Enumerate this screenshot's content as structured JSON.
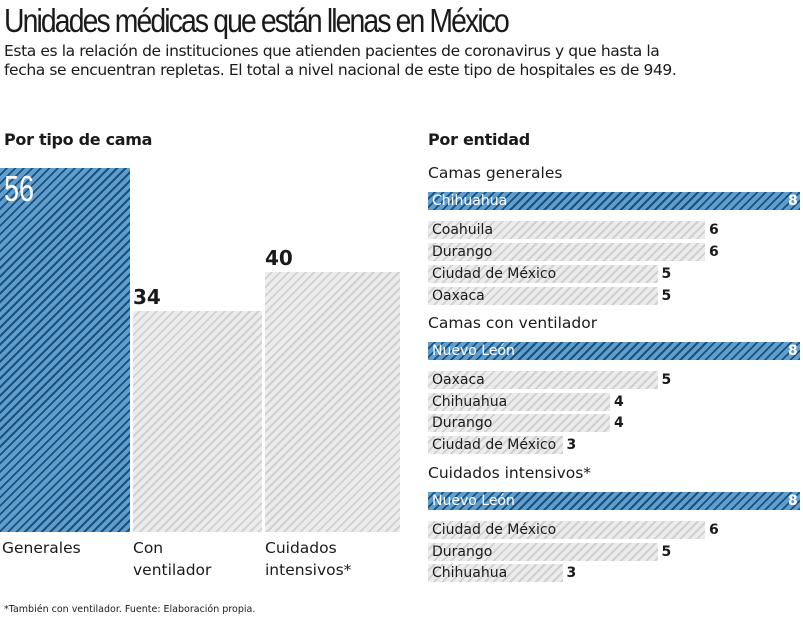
{
  "title": "Unidades médicas que están llenas en México",
  "subtitle": "Esta es la relación de instituciones que atienden pacientes de coronavirus y que hasta la fecha se encuentran repletas. El total a nivel nacional de este tipo de hospitales es de 949.",
  "footnote": "*También con ventilador. Fuente: Elaboración propia.",
  "colors": {
    "highlight": "#5f9fd0",
    "highlight_stripe": "#1e4f78",
    "bar": "#ececec",
    "bar_stripe": "#d0d0d0"
  },
  "chart_data": [
    {
      "type": "bar",
      "title": "Por tipo de cama",
      "categories": [
        "Generales",
        "Con ventilador",
        "Cuidados intensivos*"
      ],
      "category_lines": [
        [
          "Generales"
        ],
        [
          "Con",
          "ventilador"
        ],
        [
          "Cuidados",
          "intensivos*"
        ]
      ],
      "values": [
        56,
        34,
        40
      ],
      "highlight_index": 0
    },
    {
      "type": "bar",
      "orientation": "horizontal",
      "title": "Por entidad",
      "groups": [
        {
          "name": "Camas generales",
          "categories": [
            "Chihuahua",
            "Coahuila",
            "Durango",
            "Ciudad de México",
            "Oaxaca"
          ],
          "values": [
            8,
            6,
            6,
            5,
            5
          ]
        },
        {
          "name": "Camas con ventilador",
          "categories": [
            "Nuevo León",
            "Oaxaca",
            "Chihuahua",
            "Durango",
            "Ciudad de México"
          ],
          "values": [
            8,
            5,
            4,
            4,
            3
          ]
        },
        {
          "name": "Cuidados intensivos*",
          "categories": [
            "Nuevo León",
            "Ciudad de México",
            "Durango",
            "Chihuahua"
          ],
          "values": [
            8,
            6,
            5,
            3
          ]
        }
      ]
    }
  ]
}
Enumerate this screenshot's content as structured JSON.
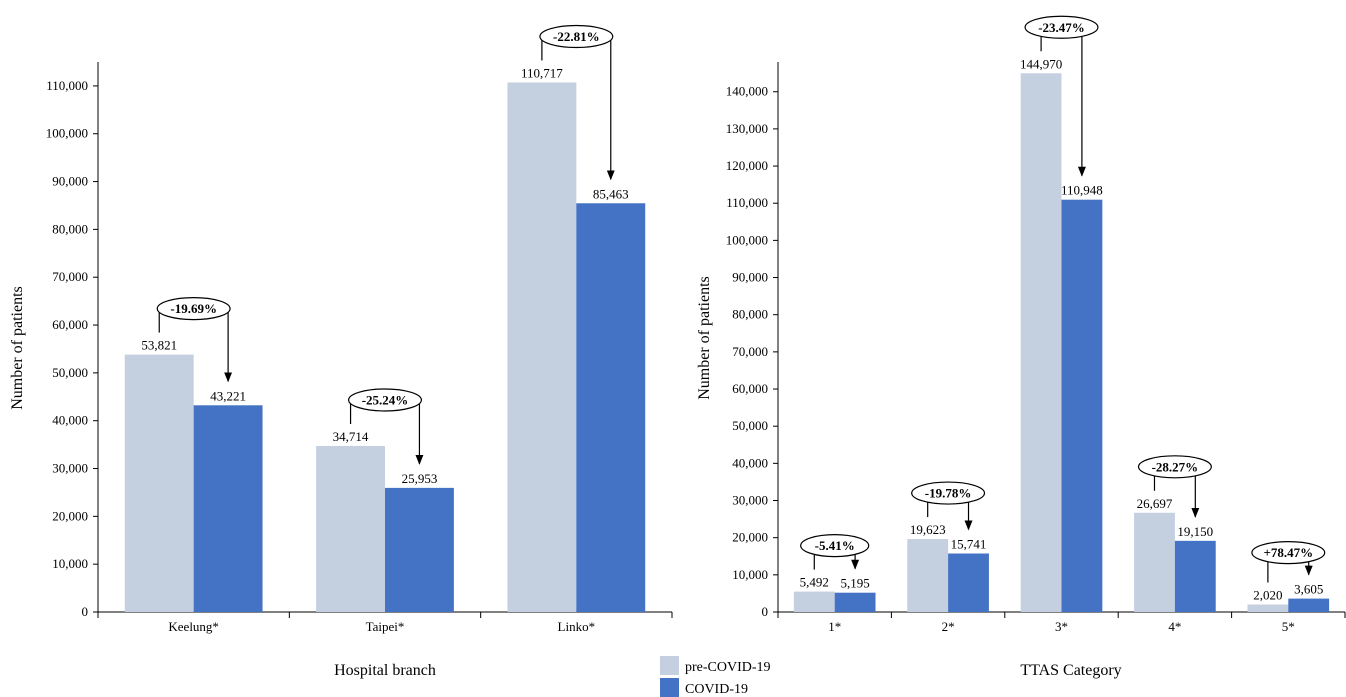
{
  "colors": {
    "pre": "#c4cfe0",
    "covid": "#4472c4",
    "axis": "#000000"
  },
  "legend": {
    "items": [
      {
        "label": "pre-COVID-19",
        "color": "#c4cfe0"
      },
      {
        "label": "COVID-19",
        "color": "#4472c4"
      }
    ]
  },
  "chart_data": [
    {
      "type": "bar",
      "xlabel": "Hospital branch",
      "ylabel": "Number of patients",
      "ylim": [
        0,
        115000
      ],
      "ytick_step": 10000,
      "categories": [
        "Keelung*",
        "Taipei*",
        "Linko*"
      ],
      "series": [
        {
          "name": "pre-COVID-19",
          "values": [
            53821,
            34714,
            110717
          ],
          "labels": [
            "53,821",
            "34,714",
            "110,717"
          ]
        },
        {
          "name": "COVID-19",
          "values": [
            43221,
            25953,
            85463
          ],
          "labels": [
            "43,221",
            "25,953",
            "85,463"
          ]
        }
      ],
      "annotations": [
        "-19.69%",
        "-25.24%",
        "-22.81%"
      ]
    },
    {
      "type": "bar",
      "xlabel": "TTAS Category",
      "ylabel": "Number of patients",
      "ylim": [
        0,
        148000
      ],
      "ytick_step": 10000,
      "categories": [
        "1*",
        "2*",
        "3*",
        "4*",
        "5*"
      ],
      "series": [
        {
          "name": "pre-COVID-19",
          "values": [
            5492,
            19623,
            144970,
            26697,
            2020
          ],
          "labels": [
            "5,492",
            "19,623",
            "144,970",
            "26,697",
            "2,020"
          ]
        },
        {
          "name": "COVID-19",
          "values": [
            5195,
            15741,
            110948,
            19150,
            3605
          ],
          "labels": [
            "5,195",
            "15,741",
            "110,948",
            "19,150",
            "3,605"
          ]
        }
      ],
      "annotations": [
        "-5.41%",
        "-19.78%",
        "-23.47%",
        "-28.27%",
        "+78.47%"
      ]
    }
  ]
}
_____
**Task requirements:**
Give back each of the records above word for word, apart from the pictures.

**Task response:**
Enumerate this screenshot's content as structured JSON.
{
  "title": "Unidades médicas que están llenas en México",
  "subtitle": "Esta es la relación de instituciones que atienden pacientes de coronavirus y que hasta la fecha se encuentran repletas. El total a nivel nacional de este tipo de hospitales es de 949.",
  "footnote": "*También con ventilador. Fuente: Elaboración propia.",
  "colors": {
    "highlight": "#5f9fd0",
    "highlight_stripe": "#1e4f78",
    "bar": "#ececec",
    "bar_stripe": "#d0d0d0"
  },
  "chart_data": [
    {
      "type": "bar",
      "title": "Por tipo de cama",
      "categories": [
        "Generales",
        "Con ventilador",
        "Cuidados intensivos*"
      ],
      "category_lines": [
        [
          "Generales"
        ],
        [
          "Con",
          "ventilador"
        ],
        [
          "Cuidados",
          "intensivos*"
        ]
      ],
      "values": [
        56,
        34,
        40
      ],
      "highlight_index": 0
    },
    {
      "type": "bar",
      "orientation": "horizontal",
      "title": "Por entidad",
      "groups": [
        {
          "name": "Camas generales",
          "categories": [
            "Chihuahua",
            "Coahuila",
            "Durango",
            "Ciudad de México",
            "Oaxaca"
          ],
          "values": [
            8,
            6,
            6,
            5,
            5
          ]
        },
        {
          "name": "Camas con ventilador",
          "categories": [
            "Nuevo León",
            "Oaxaca",
            "Chihuahua",
            "Durango",
            "Ciudad de México"
          ],
          "values": [
            8,
            5,
            4,
            4,
            3
          ]
        },
        {
          "name": "Cuidados intensivos*",
          "categories": [
            "Nuevo León",
            "Ciudad de México",
            "Durango",
            "Chihuahua"
          ],
          "values": [
            8,
            6,
            5,
            3
          ]
        }
      ]
    }
  ]
}
Enumerate this screenshot's content as structured JSON.
{
  "colors": {
    "pre": "#c4cfe0",
    "covid": "#4472c4",
    "axis": "#000000"
  },
  "legend": {
    "items": [
      {
        "label": "pre-COVID-19",
        "color": "#c4cfe0"
      },
      {
        "label": "COVID-19",
        "color": "#4472c4"
      }
    ]
  },
  "chart_data": [
    {
      "type": "bar",
      "xlabel": "Hospital branch",
      "ylabel": "Number of patients",
      "ylim": [
        0,
        115000
      ],
      "ytick_step": 10000,
      "categories": [
        "Keelung*",
        "Taipei*",
        "Linko*"
      ],
      "series": [
        {
          "name": "pre-COVID-19",
          "values": [
            53821,
            34714,
            110717
          ],
          "labels": [
            "53,821",
            "34,714",
            "110,717"
          ]
        },
        {
          "name": "COVID-19",
          "values": [
            43221,
            25953,
            85463
          ],
          "labels": [
            "43,221",
            "25,953",
            "85,463"
          ]
        }
      ],
      "annotations": [
        "-19.69%",
        "-25.24%",
        "-22.81%"
      ]
    },
    {
      "type": "bar",
      "xlabel": "TTAS Category",
      "ylabel": "Number of patients",
      "ylim": [
        0,
        148000
      ],
      "ytick_step": 10000,
      "categories": [
        "1*",
        "2*",
        "3*",
        "4*",
        "5*"
      ],
      "series": [
        {
          "name": "pre-COVID-19",
          "values": [
            5492,
            19623,
            144970,
            26697,
            2020
          ],
          "labels": [
            "5,492",
            "19,623",
            "144,970",
            "26,697",
            "2,020"
          ]
        },
        {
          "name": "COVID-19",
          "values": [
            5195,
            15741,
            110948,
            19150,
            3605
          ],
          "labels": [
            "5,195",
            "15,741",
            "110,948",
            "19,150",
            "3,605"
          ]
        }
      ],
      "annotations": [
        "-5.41%",
        "-19.78%",
        "-23.47%",
        "-28.27%",
        "+78.47%"
      ]
    }
  ]
}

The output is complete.